Entries shown

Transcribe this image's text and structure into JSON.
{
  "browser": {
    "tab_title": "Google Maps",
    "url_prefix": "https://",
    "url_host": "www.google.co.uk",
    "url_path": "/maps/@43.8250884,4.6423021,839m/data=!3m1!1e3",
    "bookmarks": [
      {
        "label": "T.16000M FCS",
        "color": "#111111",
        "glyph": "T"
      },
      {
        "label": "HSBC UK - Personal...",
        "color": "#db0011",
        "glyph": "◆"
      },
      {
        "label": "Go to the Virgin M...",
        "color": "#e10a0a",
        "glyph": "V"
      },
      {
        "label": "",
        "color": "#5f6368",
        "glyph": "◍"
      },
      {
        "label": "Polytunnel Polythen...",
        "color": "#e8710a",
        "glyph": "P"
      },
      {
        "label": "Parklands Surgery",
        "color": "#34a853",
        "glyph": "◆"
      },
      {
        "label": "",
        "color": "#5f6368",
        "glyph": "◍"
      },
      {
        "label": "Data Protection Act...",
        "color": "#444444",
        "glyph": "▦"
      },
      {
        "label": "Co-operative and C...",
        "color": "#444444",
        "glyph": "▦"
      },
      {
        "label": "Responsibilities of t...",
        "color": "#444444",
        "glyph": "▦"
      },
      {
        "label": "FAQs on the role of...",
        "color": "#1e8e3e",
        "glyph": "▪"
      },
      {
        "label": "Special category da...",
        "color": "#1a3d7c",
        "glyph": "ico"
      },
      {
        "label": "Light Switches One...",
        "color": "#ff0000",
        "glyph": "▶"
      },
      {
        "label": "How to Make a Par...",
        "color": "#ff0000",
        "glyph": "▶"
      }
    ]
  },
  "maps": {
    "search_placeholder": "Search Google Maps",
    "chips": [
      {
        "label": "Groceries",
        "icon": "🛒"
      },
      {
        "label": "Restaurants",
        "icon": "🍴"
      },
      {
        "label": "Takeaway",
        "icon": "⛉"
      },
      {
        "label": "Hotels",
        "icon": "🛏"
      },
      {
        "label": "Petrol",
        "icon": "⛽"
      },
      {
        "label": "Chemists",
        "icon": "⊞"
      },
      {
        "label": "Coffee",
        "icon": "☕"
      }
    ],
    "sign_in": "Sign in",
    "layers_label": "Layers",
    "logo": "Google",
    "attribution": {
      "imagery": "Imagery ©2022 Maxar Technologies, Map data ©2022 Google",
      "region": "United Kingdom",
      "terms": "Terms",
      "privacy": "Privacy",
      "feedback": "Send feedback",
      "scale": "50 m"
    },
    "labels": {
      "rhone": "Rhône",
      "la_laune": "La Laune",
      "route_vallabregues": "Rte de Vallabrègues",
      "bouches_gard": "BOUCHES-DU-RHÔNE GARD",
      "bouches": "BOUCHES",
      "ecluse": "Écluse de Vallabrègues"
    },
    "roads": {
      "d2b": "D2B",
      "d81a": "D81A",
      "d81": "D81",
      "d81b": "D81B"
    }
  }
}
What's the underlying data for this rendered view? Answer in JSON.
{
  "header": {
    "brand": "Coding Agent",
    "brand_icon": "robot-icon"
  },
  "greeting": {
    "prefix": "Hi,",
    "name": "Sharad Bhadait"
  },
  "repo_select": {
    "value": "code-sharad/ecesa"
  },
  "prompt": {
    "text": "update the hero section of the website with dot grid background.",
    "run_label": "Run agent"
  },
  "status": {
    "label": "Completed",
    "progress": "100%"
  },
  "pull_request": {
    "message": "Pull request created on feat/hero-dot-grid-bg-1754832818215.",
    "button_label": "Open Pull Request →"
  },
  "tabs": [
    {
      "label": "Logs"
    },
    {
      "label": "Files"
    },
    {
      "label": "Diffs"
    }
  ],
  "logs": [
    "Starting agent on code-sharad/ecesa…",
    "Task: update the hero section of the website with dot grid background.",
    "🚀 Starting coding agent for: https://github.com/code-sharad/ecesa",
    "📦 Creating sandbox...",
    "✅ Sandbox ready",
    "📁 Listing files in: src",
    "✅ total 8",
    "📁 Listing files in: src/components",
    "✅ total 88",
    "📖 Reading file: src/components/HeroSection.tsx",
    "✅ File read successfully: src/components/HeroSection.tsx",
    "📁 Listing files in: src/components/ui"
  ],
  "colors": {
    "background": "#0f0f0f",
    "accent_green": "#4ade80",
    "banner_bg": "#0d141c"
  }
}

Problem statement
Give the complete listing a second time, exactly as it reads.

Written reply
Transcribe this image's text and structure into JSON.
{
  "browser": {
    "tab_title": "Google Maps",
    "url_prefix": "https://",
    "url_host": "www.google.co.uk",
    "url_path": "/maps/@43.8250884,4.6423021,839m/data=!3m1!1e3",
    "bookmarks": [
      {
        "label": "T.16000M FCS",
        "color": "#111111",
        "glyph": "T"
      },
      {
        "label": "HSBC UK - Personal...",
        "color": "#db0011",
        "glyph": "◆"
      },
      {
        "label": "Go to the Virgin M...",
        "color": "#e10a0a",
        "glyph": "V"
      },
      {
        "label": "",
        "color": "#5f6368",
        "glyph": "◍"
      },
      {
        "label": "Polytunnel Polythen...",
        "color": "#e8710a",
        "glyph": "P"
      },
      {
        "label": "Parklands Surgery",
        "color": "#34a853",
        "glyph": "◆"
      },
      {
        "label": "",
        "color": "#5f6368",
        "glyph": "◍"
      },
      {
        "label": "Data Protection Act...",
        "color": "#444444",
        "glyph": "▦"
      },
      {
        "label": "Co-operative and C...",
        "color": "#444444",
        "glyph": "▦"
      },
      {
        "label": "Responsibilities of t...",
        "color": "#444444",
        "glyph": "▦"
      },
      {
        "label": "FAQs on the role of...",
        "color": "#1e8e3e",
        "glyph": "▪"
      },
      {
        "label": "Special category da...",
        "color": "#1a3d7c",
        "glyph": "ico"
      },
      {
        "label": "Light Switches One...",
        "color": "#ff0000",
        "glyph": "▶"
      },
      {
        "label": "How to Make a Par...",
        "color": "#ff0000",
        "glyph": "▶"
      }
    ]
  },
  "maps": {
    "search_placeholder": "Search Google Maps",
    "chips": [
      {
        "label": "Groceries",
        "icon": "🛒"
      },
      {
        "label": "Restaurants",
        "icon": "🍴"
      },
      {
        "label": "Takeaway",
        "icon": "⛉"
      },
      {
        "label": "Hotels",
        "icon": "🛏"
      },
      {
        "label": "Petrol",
        "icon": "⛽"
      },
      {
        "label": "Chemists",
        "icon": "⊞"
      },
      {
        "label": "Coffee",
        "icon": "☕"
      }
    ],
    "sign_in": "Sign in",
    "layers_label": "Layers",
    "logo": "Google",
    "attribution": {
      "imagery": "Imagery ©2022 Maxar Technologies, Map data ©2022 Google",
      "region": "United Kingdom",
      "terms": "Terms",
      "privacy": "Privacy",
      "feedback": "Send feedback",
      "scale": "50 m"
    },
    "labels": {
      "rhone": "Rhône",
      "la_laune": "La Laune",
      "route_vallabregues": "Rte de Vallabrègues",
      "bouches_gard": "BOUCHES-DU-RHÔNE GARD",
      "bouches": "BOUCHES",
      "ecluse": "Écluse de Vallabrègues"
    },
    "roads": {
      "d2b": "D2B",
      "d81a": "D81A",
      "d81": "D81",
      "d81b": "D81B"
    }
  }
}
What's the underlying data for this rendered view? Answer in JSON.
{
  "header": {
    "brand": "Coding Agent",
    "brand_icon": "robot-icon"
  },
  "greeting": {
    "prefix": "Hi,",
    "name": "Sharad Bhadait"
  },
  "repo_select": {
    "value": "code-sharad/ecesa"
  },
  "prompt": {
    "text": "update the hero section of the website with dot grid background.",
    "run_label": "Run agent"
  },
  "status": {
    "label": "Completed",
    "progress": "100%"
  },
  "pull_request": {
    "message": "Pull request created on feat/hero-dot-grid-bg-1754832818215.",
    "button_label": "Open Pull Request →"
  },
  "tabs": [
    {
      "label": "Logs"
    },
    {
      "label": "Files"
    },
    {
      "label": "Diffs"
    }
  ],
  "logs": [
    "Starting agent on code-sharad/ecesa…",
    "Task: update the hero section of the website with dot grid background.",
    "🚀 Starting coding agent for: https://github.com/code-sharad/ecesa",
    "📦 Creating sandbox...",
    "✅ Sandbox ready",
    "📁 Listing files in: src",
    "✅ total 8",
    "📁 Listing files in: src/components",
    "✅ total 88",
    "📖 Reading file: src/components/HeroSection.tsx",
    "✅ File read successfully: src/components/HeroSection.tsx",
    "📁 Listing files in: src/components/ui"
  ],
  "colors": {
    "background": "#0f0f0f",
    "accent_green": "#4ade80",
    "banner_bg": "#0d141c"
  }
}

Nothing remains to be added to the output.